>> START THE DATA

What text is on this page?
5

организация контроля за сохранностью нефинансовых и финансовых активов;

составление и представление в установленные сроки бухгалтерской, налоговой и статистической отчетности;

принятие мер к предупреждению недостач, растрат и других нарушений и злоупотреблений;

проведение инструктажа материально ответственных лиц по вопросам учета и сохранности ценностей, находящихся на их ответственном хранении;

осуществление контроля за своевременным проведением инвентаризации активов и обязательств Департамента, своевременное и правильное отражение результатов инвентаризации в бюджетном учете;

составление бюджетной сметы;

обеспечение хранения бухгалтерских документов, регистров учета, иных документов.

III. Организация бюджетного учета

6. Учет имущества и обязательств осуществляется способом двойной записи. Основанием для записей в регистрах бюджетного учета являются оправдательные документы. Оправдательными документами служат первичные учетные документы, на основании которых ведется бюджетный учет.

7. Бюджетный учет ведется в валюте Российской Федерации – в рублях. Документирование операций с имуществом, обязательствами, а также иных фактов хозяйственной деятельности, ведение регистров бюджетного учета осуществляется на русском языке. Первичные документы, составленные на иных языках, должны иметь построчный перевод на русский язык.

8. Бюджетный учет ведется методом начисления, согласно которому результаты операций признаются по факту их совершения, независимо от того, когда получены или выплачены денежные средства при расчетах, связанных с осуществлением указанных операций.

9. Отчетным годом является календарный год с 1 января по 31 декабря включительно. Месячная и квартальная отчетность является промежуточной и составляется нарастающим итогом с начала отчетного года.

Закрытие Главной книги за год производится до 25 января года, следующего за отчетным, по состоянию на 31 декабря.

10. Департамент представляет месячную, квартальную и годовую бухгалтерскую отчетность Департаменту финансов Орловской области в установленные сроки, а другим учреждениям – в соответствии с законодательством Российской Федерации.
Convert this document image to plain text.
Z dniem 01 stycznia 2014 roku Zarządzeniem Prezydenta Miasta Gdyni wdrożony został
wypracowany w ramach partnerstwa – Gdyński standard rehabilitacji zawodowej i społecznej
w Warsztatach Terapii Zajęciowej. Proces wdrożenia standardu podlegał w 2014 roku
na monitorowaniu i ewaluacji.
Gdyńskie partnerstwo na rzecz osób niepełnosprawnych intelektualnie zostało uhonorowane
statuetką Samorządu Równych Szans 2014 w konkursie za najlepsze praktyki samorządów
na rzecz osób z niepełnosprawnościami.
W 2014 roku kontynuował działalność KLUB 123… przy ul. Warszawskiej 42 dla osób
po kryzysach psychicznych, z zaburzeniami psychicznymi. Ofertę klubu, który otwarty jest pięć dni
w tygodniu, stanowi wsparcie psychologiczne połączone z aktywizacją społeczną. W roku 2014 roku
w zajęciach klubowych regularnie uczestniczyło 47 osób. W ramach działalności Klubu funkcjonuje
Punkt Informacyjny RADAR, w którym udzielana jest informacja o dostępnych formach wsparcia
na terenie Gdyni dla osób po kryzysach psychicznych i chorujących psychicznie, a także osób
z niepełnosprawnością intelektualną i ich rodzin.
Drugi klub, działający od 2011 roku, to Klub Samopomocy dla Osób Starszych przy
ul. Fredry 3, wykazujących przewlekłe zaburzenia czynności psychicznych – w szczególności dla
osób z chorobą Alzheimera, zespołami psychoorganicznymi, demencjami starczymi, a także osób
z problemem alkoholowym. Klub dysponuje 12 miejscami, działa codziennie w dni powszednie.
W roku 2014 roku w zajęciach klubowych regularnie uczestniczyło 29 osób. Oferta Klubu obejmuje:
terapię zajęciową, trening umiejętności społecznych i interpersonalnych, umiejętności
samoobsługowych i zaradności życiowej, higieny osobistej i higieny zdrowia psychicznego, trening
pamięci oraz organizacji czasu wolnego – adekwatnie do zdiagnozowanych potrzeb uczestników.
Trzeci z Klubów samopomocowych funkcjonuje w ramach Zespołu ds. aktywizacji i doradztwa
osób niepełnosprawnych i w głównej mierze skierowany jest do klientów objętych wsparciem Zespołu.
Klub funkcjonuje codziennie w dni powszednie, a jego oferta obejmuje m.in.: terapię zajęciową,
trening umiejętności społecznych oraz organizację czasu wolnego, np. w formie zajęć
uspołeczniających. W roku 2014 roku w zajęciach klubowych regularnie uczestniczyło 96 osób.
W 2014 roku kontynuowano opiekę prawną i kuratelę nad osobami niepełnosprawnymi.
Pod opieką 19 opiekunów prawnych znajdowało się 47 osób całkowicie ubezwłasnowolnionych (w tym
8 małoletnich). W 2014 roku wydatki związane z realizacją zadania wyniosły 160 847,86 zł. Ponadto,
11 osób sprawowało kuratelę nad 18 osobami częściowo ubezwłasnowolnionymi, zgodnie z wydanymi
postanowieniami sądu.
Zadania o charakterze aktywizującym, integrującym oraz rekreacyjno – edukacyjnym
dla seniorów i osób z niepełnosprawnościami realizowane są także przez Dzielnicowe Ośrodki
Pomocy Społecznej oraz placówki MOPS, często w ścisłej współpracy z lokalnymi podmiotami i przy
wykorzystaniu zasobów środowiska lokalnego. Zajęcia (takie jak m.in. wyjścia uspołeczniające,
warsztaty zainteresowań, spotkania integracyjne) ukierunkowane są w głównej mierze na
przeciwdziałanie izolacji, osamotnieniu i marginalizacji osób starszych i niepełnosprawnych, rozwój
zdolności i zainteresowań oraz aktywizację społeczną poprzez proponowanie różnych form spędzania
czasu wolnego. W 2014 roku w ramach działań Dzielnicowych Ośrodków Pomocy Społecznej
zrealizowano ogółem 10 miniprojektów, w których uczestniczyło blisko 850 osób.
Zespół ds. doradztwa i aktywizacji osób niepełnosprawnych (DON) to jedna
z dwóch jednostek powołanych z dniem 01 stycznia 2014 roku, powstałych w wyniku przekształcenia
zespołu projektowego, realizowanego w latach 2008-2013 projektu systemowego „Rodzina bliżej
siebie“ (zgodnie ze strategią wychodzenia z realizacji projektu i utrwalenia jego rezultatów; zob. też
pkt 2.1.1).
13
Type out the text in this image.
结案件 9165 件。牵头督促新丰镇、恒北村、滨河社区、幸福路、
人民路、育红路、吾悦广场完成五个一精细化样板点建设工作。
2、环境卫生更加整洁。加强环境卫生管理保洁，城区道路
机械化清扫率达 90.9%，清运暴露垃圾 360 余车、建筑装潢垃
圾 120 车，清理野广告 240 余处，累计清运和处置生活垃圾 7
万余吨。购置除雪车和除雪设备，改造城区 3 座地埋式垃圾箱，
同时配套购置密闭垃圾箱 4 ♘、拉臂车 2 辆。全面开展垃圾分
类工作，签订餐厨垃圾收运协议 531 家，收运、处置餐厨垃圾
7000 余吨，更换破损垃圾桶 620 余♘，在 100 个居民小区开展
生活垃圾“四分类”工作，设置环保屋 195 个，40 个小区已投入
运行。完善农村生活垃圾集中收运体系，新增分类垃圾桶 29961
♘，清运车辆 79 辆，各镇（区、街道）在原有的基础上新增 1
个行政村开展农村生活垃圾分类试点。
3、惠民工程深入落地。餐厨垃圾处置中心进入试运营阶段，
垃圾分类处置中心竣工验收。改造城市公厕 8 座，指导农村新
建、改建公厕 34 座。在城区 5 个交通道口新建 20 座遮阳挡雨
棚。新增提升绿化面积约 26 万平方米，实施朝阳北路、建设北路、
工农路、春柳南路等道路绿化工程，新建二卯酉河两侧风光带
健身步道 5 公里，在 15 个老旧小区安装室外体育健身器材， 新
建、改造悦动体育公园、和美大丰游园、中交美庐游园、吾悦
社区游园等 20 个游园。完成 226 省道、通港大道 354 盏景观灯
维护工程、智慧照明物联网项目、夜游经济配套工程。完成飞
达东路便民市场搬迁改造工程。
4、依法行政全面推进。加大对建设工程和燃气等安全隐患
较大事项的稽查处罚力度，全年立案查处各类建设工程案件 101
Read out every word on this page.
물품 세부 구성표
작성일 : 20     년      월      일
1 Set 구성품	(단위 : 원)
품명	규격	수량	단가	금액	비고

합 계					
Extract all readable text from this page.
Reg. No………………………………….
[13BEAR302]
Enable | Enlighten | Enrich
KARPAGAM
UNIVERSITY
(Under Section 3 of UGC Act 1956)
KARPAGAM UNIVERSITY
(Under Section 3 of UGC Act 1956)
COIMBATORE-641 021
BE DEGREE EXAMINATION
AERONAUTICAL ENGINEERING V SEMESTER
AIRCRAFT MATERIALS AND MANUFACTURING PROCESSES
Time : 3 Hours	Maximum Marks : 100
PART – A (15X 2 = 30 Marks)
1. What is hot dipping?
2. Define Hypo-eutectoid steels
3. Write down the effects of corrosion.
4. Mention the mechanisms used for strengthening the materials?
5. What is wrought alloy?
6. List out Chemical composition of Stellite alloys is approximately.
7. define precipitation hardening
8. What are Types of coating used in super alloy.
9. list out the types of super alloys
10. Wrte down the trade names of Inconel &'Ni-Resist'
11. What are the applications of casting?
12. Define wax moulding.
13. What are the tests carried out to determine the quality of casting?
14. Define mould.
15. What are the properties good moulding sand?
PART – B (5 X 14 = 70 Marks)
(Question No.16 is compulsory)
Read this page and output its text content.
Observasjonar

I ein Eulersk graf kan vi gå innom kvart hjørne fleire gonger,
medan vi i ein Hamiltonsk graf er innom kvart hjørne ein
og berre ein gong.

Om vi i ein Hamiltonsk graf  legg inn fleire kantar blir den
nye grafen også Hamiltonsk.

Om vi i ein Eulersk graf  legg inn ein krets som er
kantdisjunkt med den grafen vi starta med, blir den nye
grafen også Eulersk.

>> END THE DATA

## WHAT TO PRODUCE
Write out every line from the entries where "głównej" appears.

## COMPLETED TASK
osób niepełnosprawnych i w głównej mierze skierowany jest do klientów objętych wsparciem Zespołu.
warsztaty zainteresowań, spotkania integracyjne) ukierunkowane są w głównej mierze na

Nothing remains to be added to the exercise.